What you will do:
Copy out every line in the entries below that contains the word "Visual". Case counts, so a line matches only if the capitals match too.

Extracted entries:

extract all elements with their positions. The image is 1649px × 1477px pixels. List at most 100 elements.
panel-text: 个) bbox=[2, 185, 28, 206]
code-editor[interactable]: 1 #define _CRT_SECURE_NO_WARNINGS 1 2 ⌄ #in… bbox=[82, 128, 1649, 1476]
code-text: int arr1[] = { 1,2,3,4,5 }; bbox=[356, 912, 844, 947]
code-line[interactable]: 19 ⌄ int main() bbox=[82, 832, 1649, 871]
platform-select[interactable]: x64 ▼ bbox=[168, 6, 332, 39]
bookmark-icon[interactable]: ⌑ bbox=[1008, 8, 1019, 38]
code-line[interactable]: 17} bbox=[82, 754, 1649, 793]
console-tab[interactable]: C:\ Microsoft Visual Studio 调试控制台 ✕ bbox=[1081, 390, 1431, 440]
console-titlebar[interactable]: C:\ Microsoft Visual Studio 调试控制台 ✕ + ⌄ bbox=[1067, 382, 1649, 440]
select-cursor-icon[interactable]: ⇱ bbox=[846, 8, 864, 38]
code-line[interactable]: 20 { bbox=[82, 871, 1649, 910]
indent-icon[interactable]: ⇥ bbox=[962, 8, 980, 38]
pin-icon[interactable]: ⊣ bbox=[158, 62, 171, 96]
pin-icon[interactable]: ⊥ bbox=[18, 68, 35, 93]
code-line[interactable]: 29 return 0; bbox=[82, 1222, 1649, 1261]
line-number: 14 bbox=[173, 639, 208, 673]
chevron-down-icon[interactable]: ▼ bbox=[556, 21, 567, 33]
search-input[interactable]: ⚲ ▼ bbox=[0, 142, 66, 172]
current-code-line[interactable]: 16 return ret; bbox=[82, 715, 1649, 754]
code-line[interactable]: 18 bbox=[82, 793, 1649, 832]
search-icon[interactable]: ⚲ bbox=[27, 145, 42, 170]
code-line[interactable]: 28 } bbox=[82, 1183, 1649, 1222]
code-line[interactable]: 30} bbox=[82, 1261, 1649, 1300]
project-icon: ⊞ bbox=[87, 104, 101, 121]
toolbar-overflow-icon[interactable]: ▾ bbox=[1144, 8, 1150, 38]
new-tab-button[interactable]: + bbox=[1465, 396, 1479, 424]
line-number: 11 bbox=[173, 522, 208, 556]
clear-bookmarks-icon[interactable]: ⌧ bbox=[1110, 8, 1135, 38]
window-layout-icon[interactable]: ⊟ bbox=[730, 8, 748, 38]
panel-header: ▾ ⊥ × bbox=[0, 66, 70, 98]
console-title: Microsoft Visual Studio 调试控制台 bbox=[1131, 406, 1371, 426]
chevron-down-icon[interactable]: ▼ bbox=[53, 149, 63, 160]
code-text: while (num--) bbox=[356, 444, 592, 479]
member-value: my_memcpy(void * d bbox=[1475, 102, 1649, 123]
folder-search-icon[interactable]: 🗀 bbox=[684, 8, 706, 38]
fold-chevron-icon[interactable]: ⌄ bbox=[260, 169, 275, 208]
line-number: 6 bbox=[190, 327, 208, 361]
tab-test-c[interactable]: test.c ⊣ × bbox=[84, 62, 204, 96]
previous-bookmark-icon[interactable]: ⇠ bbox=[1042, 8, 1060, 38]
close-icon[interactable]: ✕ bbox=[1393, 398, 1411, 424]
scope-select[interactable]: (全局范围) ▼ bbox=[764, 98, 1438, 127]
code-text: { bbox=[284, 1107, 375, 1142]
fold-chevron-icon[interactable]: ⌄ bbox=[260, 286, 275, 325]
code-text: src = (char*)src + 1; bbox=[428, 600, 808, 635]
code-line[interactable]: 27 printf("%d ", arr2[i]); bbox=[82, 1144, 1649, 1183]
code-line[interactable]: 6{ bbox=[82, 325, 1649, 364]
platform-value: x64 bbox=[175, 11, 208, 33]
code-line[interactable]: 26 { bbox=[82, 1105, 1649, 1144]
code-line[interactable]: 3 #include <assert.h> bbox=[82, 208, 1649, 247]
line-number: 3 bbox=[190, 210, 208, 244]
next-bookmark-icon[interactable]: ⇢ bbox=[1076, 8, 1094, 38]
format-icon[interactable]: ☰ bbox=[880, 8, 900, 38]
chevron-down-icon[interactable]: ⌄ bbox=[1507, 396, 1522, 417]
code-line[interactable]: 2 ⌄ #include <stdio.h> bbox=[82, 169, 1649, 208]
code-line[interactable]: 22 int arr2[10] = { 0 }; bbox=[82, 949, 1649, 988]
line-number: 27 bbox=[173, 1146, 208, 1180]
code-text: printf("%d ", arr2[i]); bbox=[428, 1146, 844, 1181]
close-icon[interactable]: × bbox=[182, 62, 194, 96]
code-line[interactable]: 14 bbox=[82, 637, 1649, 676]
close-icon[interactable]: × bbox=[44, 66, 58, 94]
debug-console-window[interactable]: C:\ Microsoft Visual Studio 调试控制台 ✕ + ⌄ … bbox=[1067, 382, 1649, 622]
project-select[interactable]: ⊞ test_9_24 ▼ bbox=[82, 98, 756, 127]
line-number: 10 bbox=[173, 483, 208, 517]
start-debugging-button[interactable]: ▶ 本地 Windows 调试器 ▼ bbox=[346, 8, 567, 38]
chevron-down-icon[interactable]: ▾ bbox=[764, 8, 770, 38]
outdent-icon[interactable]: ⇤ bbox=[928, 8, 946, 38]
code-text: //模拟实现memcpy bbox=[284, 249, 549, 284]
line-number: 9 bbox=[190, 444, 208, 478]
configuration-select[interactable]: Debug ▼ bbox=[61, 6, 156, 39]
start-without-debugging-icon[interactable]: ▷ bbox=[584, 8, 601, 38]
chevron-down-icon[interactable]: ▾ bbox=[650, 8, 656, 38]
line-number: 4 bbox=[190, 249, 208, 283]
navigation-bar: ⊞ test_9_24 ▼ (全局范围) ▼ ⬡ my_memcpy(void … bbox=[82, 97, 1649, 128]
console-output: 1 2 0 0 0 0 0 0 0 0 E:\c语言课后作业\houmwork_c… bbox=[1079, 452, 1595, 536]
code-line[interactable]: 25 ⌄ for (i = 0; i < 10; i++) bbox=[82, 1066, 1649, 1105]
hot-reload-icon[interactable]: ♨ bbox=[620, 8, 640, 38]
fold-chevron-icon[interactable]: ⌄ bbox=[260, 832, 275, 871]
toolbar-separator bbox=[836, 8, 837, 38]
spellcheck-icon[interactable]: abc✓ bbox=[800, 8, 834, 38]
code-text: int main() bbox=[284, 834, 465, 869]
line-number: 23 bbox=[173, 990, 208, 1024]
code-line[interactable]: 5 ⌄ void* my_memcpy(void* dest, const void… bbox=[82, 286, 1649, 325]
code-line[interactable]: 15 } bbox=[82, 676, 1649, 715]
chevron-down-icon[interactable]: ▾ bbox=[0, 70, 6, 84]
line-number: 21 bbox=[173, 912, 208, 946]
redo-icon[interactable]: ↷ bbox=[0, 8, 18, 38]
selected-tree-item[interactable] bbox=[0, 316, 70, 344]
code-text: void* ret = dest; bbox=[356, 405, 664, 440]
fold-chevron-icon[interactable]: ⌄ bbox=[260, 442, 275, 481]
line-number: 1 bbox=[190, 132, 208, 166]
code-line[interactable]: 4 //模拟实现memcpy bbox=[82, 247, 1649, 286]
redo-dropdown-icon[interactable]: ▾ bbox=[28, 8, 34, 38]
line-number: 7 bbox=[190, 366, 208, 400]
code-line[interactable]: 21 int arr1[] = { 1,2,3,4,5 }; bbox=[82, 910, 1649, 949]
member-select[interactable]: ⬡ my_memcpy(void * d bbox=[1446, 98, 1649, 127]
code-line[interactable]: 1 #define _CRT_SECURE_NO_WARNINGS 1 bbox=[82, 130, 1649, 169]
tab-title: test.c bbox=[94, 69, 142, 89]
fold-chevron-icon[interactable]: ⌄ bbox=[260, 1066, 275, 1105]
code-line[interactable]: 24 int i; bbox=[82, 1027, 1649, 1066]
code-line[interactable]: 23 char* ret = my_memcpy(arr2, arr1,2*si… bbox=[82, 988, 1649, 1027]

Answer to the problem:
console-tab[interactable]: C:\ Microsoft Visual Studio 调试控制台 ✕ bbox=[1081, 390, 1431, 440]
console-titlebar[interactable]: C:\ Microsoft Visual Studio 调试控制台 ✕ + ⌄ bbox=[1067, 382, 1649, 440]
console-title: Microsoft Visual Studio 调试控制台 bbox=[1131, 406, 1371, 426]
debug-console-window[interactable]: C:\ Microsoft Visual Studio 调试控制台 ✕ + ⌄ … bbox=[1067, 382, 1649, 622]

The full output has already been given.